[Records for this exercise]:
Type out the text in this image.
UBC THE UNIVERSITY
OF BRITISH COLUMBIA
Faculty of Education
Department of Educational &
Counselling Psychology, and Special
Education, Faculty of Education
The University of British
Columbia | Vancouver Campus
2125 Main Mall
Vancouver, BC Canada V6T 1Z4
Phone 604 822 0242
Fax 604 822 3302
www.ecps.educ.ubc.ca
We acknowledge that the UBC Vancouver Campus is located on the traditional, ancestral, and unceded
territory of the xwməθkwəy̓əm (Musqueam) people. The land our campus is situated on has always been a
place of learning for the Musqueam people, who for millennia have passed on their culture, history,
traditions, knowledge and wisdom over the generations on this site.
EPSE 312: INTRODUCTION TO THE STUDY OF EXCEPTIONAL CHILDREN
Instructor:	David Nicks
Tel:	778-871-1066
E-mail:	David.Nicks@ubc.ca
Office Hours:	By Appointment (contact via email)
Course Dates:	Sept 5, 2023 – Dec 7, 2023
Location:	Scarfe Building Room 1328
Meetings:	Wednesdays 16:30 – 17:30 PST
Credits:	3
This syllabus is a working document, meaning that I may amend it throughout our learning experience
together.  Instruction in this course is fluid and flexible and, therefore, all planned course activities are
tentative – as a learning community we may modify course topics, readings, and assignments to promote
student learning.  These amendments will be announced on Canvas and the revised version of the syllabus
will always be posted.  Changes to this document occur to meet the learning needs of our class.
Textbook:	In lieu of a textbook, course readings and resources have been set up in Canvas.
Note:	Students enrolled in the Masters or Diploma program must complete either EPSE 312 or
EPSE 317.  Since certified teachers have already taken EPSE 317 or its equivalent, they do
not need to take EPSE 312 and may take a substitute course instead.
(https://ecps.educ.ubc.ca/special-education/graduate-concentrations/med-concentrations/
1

[Task goal]: Print every entry exactly as it appears.

[Solved exercise]:
Type out the text in this image.
UBC THE UNIVERSITY
OF BRITISH COLUMBIA
Faculty of Education
Department of Educational &
Counselling Psychology, and Special
Education, Faculty of Education
The University of British
Columbia | Vancouver Campus
2125 Main Mall
Vancouver, BC Canada V6T 1Z4
Phone 604 822 0242
Fax 604 822 3302
www.ecps.educ.ubc.ca
We acknowledge that the UBC Vancouver Campus is located on the traditional, ancestral, and unceded
territory of the xwməθkwəy̓əm (Musqueam) people. The land our campus is situated on has always been a
place of learning for the Musqueam people, who for millennia have passed on their culture, history,
traditions, knowledge and wisdom over the generations on this site.
EPSE 312: INTRODUCTION TO THE STUDY OF EXCEPTIONAL CHILDREN
Instructor:	David Nicks
Tel:	778-871-1066
E-mail:	David.Nicks@ubc.ca
Office Hours:	By Appointment (contact via email)
Course Dates:	Sept 5, 2023 – Dec 7, 2023
Location:	Scarfe Building Room 1328
Meetings:	Wednesdays 16:30 – 17:30 PST
Credits:	3
This syllabus is a working document, meaning that I may amend it throughout our learning experience
together.  Instruction in this course is fluid and flexible and, therefore, all planned course activities are
tentative – as a learning community we may modify course topics, readings, and assignments to promote
student learning.  These amendments will be announced on Canvas and the revised version of the syllabus
will always be posted.  Changes to this document occur to meet the learning needs of our class.
Textbook:	In lieu of a textbook, course readings and resources have been set up in Canvas.
Note:	Students enrolled in the Masters or Diploma program must complete either EPSE 312 or
EPSE 317.  Since certified teachers have already taken EPSE 317 or its equivalent, they do
not need to take EPSE 312 and may take a substitute course instead.
(https://ecps.educ.ubc.ca/special-education/graduate-concentrations/med-concentrations/
1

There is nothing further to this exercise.